▶ Instruction
Select all lines holding the word "Copy" from the entries that follow.
*** Data extract ***
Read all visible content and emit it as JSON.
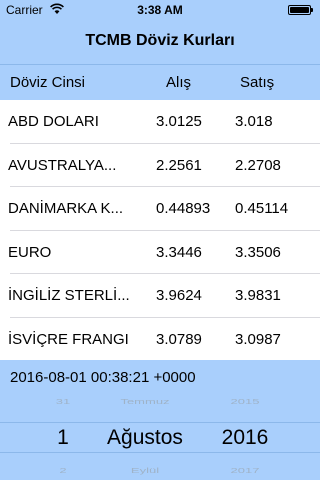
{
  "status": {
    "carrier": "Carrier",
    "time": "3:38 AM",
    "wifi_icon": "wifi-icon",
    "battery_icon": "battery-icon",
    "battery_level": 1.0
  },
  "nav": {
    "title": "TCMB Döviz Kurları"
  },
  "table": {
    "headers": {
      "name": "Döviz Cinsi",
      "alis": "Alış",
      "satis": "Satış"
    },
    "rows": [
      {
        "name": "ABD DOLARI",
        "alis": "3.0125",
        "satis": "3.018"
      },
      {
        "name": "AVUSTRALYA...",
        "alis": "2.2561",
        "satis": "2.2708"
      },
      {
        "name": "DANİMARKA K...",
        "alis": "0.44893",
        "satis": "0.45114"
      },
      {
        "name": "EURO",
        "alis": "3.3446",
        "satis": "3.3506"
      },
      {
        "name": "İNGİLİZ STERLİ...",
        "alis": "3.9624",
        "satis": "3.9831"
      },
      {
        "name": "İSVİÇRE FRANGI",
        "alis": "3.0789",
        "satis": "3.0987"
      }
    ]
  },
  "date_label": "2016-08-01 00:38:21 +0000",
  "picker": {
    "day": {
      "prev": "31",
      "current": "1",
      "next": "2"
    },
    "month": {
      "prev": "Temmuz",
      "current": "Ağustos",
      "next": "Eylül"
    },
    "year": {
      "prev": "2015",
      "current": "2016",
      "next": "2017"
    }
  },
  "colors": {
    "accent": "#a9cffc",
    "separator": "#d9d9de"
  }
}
***
*** Data extract ***
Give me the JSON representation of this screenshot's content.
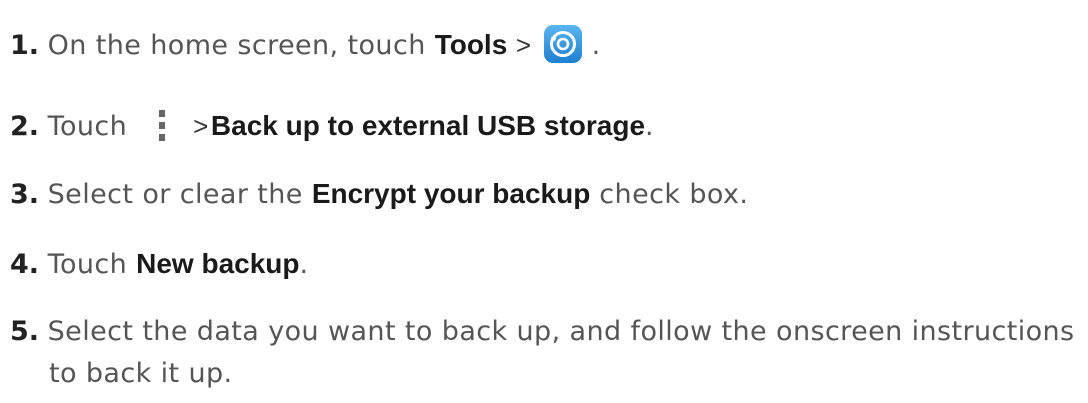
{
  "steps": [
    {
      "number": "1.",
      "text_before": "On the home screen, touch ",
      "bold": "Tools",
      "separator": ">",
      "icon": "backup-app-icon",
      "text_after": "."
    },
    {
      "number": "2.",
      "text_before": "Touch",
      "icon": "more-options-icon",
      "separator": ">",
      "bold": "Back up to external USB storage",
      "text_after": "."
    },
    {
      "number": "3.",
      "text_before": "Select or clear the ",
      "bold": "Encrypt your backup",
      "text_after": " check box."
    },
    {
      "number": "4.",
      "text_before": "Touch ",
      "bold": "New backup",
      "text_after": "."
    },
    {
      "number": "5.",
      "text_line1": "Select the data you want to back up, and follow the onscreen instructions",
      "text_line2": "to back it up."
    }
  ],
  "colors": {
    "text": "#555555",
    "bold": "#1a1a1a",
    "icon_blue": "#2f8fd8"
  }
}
***
*** Data extract ***
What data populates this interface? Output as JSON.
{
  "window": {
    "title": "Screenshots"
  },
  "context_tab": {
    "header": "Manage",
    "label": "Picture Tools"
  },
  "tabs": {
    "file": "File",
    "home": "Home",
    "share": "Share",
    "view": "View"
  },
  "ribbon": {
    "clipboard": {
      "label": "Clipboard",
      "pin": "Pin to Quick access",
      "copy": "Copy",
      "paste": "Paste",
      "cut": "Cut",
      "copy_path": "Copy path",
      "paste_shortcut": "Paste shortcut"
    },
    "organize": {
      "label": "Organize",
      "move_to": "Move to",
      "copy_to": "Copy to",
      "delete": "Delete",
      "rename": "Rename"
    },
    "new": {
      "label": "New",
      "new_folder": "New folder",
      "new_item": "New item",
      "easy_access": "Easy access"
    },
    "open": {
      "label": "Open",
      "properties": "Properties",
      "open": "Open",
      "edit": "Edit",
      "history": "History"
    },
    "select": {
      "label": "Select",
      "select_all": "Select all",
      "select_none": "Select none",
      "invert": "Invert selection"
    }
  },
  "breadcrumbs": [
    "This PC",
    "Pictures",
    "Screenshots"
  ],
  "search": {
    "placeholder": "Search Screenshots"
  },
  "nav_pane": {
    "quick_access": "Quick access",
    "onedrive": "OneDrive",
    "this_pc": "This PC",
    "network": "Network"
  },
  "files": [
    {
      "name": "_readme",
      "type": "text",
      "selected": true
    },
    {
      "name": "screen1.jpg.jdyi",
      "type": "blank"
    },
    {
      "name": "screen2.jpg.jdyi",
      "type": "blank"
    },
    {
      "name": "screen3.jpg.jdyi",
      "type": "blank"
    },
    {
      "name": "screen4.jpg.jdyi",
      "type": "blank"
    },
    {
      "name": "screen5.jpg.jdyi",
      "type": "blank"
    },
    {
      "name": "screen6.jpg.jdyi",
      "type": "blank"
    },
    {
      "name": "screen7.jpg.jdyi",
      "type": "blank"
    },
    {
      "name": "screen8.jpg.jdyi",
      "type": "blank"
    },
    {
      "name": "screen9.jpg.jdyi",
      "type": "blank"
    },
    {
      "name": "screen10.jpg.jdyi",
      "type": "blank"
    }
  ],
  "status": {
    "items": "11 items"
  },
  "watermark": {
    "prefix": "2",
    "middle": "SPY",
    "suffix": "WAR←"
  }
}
***
▶ Task output
      "copy": "Copy",
      "copy_path": "Copy path",
      "copy_to": "Copy to",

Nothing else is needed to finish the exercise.